__Exercise__. All the data should be repeated exactly. Any image in it is left out.

Dataset records on visual material:
--- BEGIN ---

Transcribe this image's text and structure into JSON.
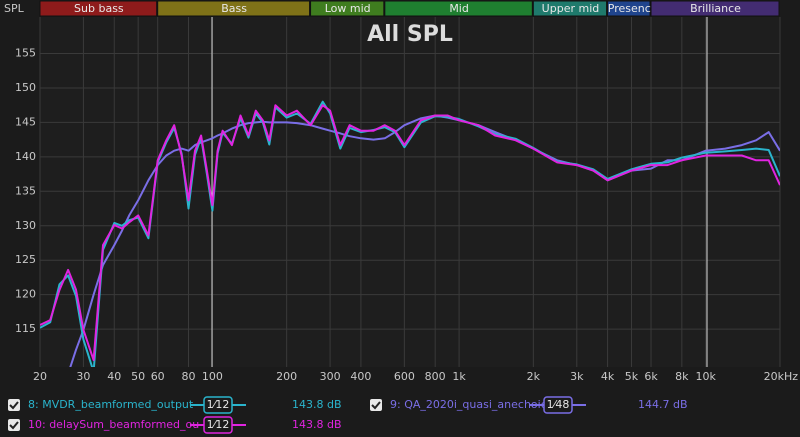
{
  "chart_data": {
    "type": "line",
    "title": "All SPL",
    "y_label": "SPL",
    "x_scale": "log",
    "grid": true,
    "xlim": [
      20,
      20000
    ],
    "ylim": [
      109.5,
      160.3
    ],
    "xticks": [
      20,
      30,
      40,
      50,
      60,
      80,
      100,
      200,
      300,
      400,
      600,
      800,
      {
        "value": 1000,
        "label": "1k"
      },
      {
        "value": 2000,
        "label": "2k"
      },
      {
        "value": 3000,
        "label": "3k"
      },
      {
        "value": 4000,
        "label": "4k"
      },
      {
        "value": 5000,
        "label": "5k"
      },
      {
        "value": 6000,
        "label": "6k"
      },
      {
        "value": 8000,
        "label": "8k"
      },
      {
        "value": 10000,
        "label": "10k"
      },
      {
        "value": 20000,
        "label": "20kHz"
      }
    ],
    "yticks": [
      115,
      120,
      125,
      130,
      135,
      140,
      145,
      150,
      155
    ],
    "bands": [
      {
        "label": "Sub bass",
        "from": 20,
        "to": 60,
        "color": "#8e1b1b"
      },
      {
        "label": "Bass",
        "from": 60,
        "to": 250,
        "color": "#7f7218"
      },
      {
        "label": "Low mid",
        "from": 250,
        "to": 500,
        "color": "#3f7d1f"
      },
      {
        "label": "Mid",
        "from": 500,
        "to": 2000,
        "color": "#1f7f30"
      },
      {
        "label": "Upper mid",
        "from": 2000,
        "to": 4000,
        "color": "#1f7a6c"
      },
      {
        "label": "Presenc",
        "from": 4000,
        "to": 6000,
        "color": "#1f448d"
      },
      {
        "label": "Brilliance",
        "from": 6000,
        "to": 20000,
        "color": "#432c72"
      }
    ],
    "x": [
      20,
      22,
      24,
      26,
      28,
      30,
      33,
      36,
      40,
      43,
      46,
      50,
      55,
      60,
      65,
      70,
      75,
      80,
      85,
      90,
      95,
      100,
      105,
      110,
      120,
      130,
      140,
      150,
      160,
      170,
      180,
      200,
      220,
      250,
      280,
      300,
      330,
      360,
      400,
      450,
      500,
      550,
      600,
      700,
      800,
      900,
      1000,
      1200,
      1400,
      1700,
      2000,
      2500,
      3000,
      3500,
      4000,
      5000,
      6000,
      7000,
      8000,
      10000,
      12000,
      14000,
      16000,
      18000,
      20000
    ],
    "series": [
      {
        "name": "8: MVDR_beamformed_output",
        "color": "#2ab4cc",
        "smoothing": "1⁄12",
        "level": "143.8 dB",
        "values": [
          115.2,
          116,
          121.5,
          122.8,
          119.8,
          113.5,
          108.8,
          126.5,
          130.4,
          130,
          130.8,
          131.2,
          128.2,
          139.2,
          142.1,
          144.2,
          140.5,
          132.5,
          140.3,
          142.8,
          137.5,
          132.2,
          140.5,
          143.5,
          141.9,
          145.6,
          142.8,
          146.3,
          145,
          141.8,
          147.2,
          145.7,
          146.3,
          144.8,
          148,
          146.3,
          141.2,
          144.2,
          143.6,
          143.9,
          144.3,
          143.6,
          141.4,
          145,
          145.9,
          145.8,
          145.5,
          144.4,
          143.3,
          142.6,
          141.3,
          139.3,
          138.9,
          138.2,
          136.8,
          138.2,
          139,
          139.2,
          139.9,
          140.6,
          140.8,
          141,
          141.2,
          141,
          137.2
        ]
      },
      {
        "name": "10: delaySum_beamformed_ou",
        "color": "#e024e0",
        "smoothing": "1⁄12",
        "level": "143.8 dB",
        "values": [
          115.6,
          116.3,
          120.7,
          123.6,
          120.7,
          114.9,
          110.5,
          127.2,
          130.1,
          129.6,
          130.5,
          131.5,
          128.6,
          139.5,
          142.4,
          144.6,
          140.2,
          133.7,
          140.9,
          143.1,
          138,
          133,
          140.9,
          143.8,
          141.7,
          146,
          143.1,
          146.7,
          145.3,
          142.4,
          147.5,
          146,
          146.7,
          144.6,
          147.5,
          146.7,
          141.7,
          144.6,
          143.8,
          143.8,
          144.6,
          143.8,
          141.7,
          145.3,
          146,
          146,
          145.3,
          144.6,
          143.1,
          142.4,
          141.2,
          139.2,
          138.8,
          138,
          136.6,
          138,
          138.8,
          138.8,
          139.5,
          140.2,
          140.2,
          140.2,
          139.5,
          139.5,
          135.9
        ]
      },
      {
        "name": "9: QA_2020i_quasi_anechoic",
        "color": "#7a6ee6",
        "smoothing": "1⁄48",
        "level": "144.7 dB",
        "values": [
          null,
          null,
          null,
          108.5,
          112,
          114.9,
          120,
          124.3,
          127.2,
          129.3,
          131.5,
          133.7,
          136.6,
          138.8,
          140.2,
          140.9,
          141.2,
          140.9,
          141.7,
          142.1,
          142.4,
          142.7,
          143.1,
          143.4,
          144.1,
          144.6,
          144.9,
          145,
          145.1,
          145,
          145,
          145,
          144.9,
          144.6,
          144.1,
          143.8,
          143.4,
          143,
          142.7,
          142.5,
          142.7,
          143.6,
          144.6,
          145.6,
          146,
          145.7,
          145.3,
          144.6,
          143.6,
          142.4,
          141.2,
          139.5,
          138.8,
          138,
          136.6,
          138,
          138.3,
          139.5,
          139.5,
          140.9,
          141.2,
          141.7,
          142.4,
          143.6,
          140.9
        ]
      }
    ]
  }
}
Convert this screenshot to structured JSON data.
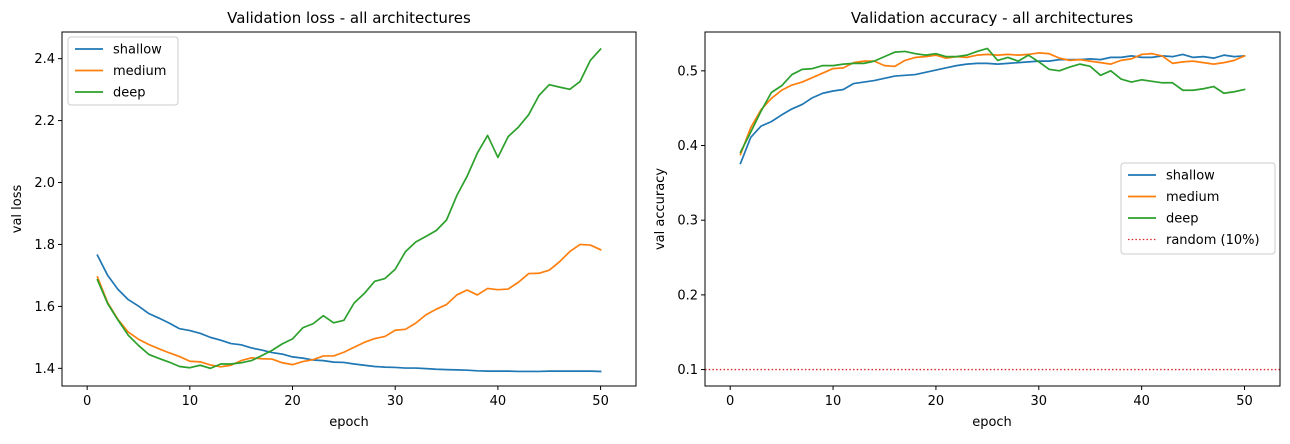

--- END ---

__Solution__.
Transcribe this image's text and structure into JSON.
{
  "chart_data": {
    "type": "line",
    "title": "All SPL",
    "y_label": "SPL",
    "x_scale": "log",
    "grid": true,
    "xlim": [
      20,
      20000
    ],
    "ylim": [
      109.5,
      160.3
    ],
    "xticks": [
      20,
      30,
      40,
      50,
      60,
      80,
      100,
      200,
      300,
      400,
      600,
      800,
      {
        "value": 1000,
        "label": "1k"
      },
      {
        "value": 2000,
        "label": "2k"
      },
      {
        "value": 3000,
        "label": "3k"
      },
      {
        "value": 4000,
        "label": "4k"
      },
      {
        "value": 5000,
        "label": "5k"
      },
      {
        "value": 6000,
        "label": "6k"
      },
      {
        "value": 8000,
        "label": "8k"
      },
      {
        "value": 10000,
        "label": "10k"
      },
      {
        "value": 20000,
        "label": "20kHz"
      }
    ],
    "yticks": [
      115,
      120,
      125,
      130,
      135,
      140,
      145,
      150,
      155
    ],
    "bands": [
      {
        "label": "Sub bass",
        "from": 20,
        "to": 60,
        "color": "#8e1b1b"
      },
      {
        "label": "Bass",
        "from": 60,
        "to": 250,
        "color": "#7f7218"
      },
      {
        "label": "Low mid",
        "from": 250,
        "to": 500,
        "color": "#3f7d1f"
      },
      {
        "label": "Mid",
        "from": 500,
        "to": 2000,
        "color": "#1f7f30"
      },
      {
        "label": "Upper mid",
        "from": 2000,
        "to": 4000,
        "color": "#1f7a6c"
      },
      {
        "label": "Presenc",
        "from": 4000,
        "to": 6000,
        "color": "#1f448d"
      },
      {
        "label": "Brilliance",
        "from": 6000,
        "to": 20000,
        "color": "#432c72"
      }
    ],
    "x": [
      20,
      22,
      24,
      26,
      28,
      30,
      33,
      36,
      40,
      43,
      46,
      50,
      55,
      60,
      65,
      70,
      75,
      80,
      85,
      90,
      95,
      100,
      105,
      110,
      120,
      130,
      140,
      150,
      160,
      170,
      180,
      200,
      220,
      250,
      280,
      300,
      330,
      360,
      400,
      450,
      500,
      550,
      600,
      700,
      800,
      900,
      1000,
      1200,
      1400,
      1700,
      2000,
      2500,
      3000,
      3500,
      4000,
      5000,
      6000,
      7000,
      8000,
      10000,
      12000,
      14000,
      16000,
      18000,
      20000
    ],
    "series": [
      {
        "name": "8: MVDR_beamformed_output",
        "color": "#2ab4cc",
        "smoothing": "1⁄12",
        "level": "143.8 dB",
        "values": [
          115.2,
          116,
          121.5,
          122.8,
          119.8,
          113.5,
          108.8,
          126.5,
          130.4,
          130,
          130.8,
          131.2,
          128.2,
          139.2,
          142.1,
          144.2,
          140.5,
          132.5,
          140.3,
          142.8,
          137.5,
          132.2,
          140.5,
          143.5,
          141.9,
          145.6,
          142.8,
          146.3,
          145,
          141.8,
          147.2,
          145.7,
          146.3,
          144.8,
          148,
          146.3,
          141.2,
          144.2,
          143.6,
          143.9,
          144.3,
          143.6,
          141.4,
          145,
          145.9,
          145.8,
          145.5,
          144.4,
          143.3,
          142.6,
          141.3,
          139.3,
          138.9,
          138.2,
          136.8,
          138.2,
          139,
          139.2,
          139.9,
          140.6,
          140.8,
          141,
          141.2,
          141,
          137.2
        ]
      },
      {
        "name": "10: delaySum_beamformed_ou",
        "color": "#e024e0",
        "smoothing": "1⁄12",
        "level": "143.8 dB",
        "values": [
          115.6,
          116.3,
          120.7,
          123.6,
          120.7,
          114.9,
          110.5,
          127.2,
          130.1,
          129.6,
          130.5,
          131.5,
          128.6,
          139.5,
          142.4,
          144.6,
          140.2,
          133.7,
          140.9,
          143.1,
          138,
          133,
          140.9,
          143.8,
          141.7,
          146,
          143.1,
          146.7,
          145.3,
          142.4,
          147.5,
          146,
          146.7,
          144.6,
          147.5,
          146.7,
          141.7,
          144.6,
          143.8,
          143.8,
          144.6,
          143.8,
          141.7,
          145.3,
          146,
          146,
          145.3,
          144.6,
          143.1,
          142.4,
          141.2,
          139.2,
          138.8,
          138,
          136.6,
          138,
          138.8,
          138.8,
          139.5,
          140.2,
          140.2,
          140.2,
          139.5,
          139.5,
          135.9
        ]
      },
      {
        "name": "9: QA_2020i_quasi_anechoic",
        "color": "#7a6ee6",
        "smoothing": "1⁄48",
        "level": "144.7 dB",
        "values": [
          null,
          null,
          null,
          108.5,
          112,
          114.9,
          120,
          124.3,
          127.2,
          129.3,
          131.5,
          133.7,
          136.6,
          138.8,
          140.2,
          140.9,
          141.2,
          140.9,
          141.7,
          142.1,
          142.4,
          142.7,
          143.1,
          143.4,
          144.1,
          144.6,
          144.9,
          145,
          145.1,
          145,
          145,
          145,
          144.9,
          144.6,
          144.1,
          143.8,
          143.4,
          143,
          142.7,
          142.5,
          142.7,
          143.6,
          144.6,
          145.6,
          146,
          145.7,
          145.3,
          144.6,
          143.6,
          142.4,
          141.2,
          139.5,
          138.8,
          138,
          136.6,
          138,
          138.3,
          139.5,
          139.5,
          140.9,
          141.2,
          141.7,
          142.4,
          143.6,
          140.9
        ]
      }
    ]
  }
}
Convert this screenshot to structured JSON data.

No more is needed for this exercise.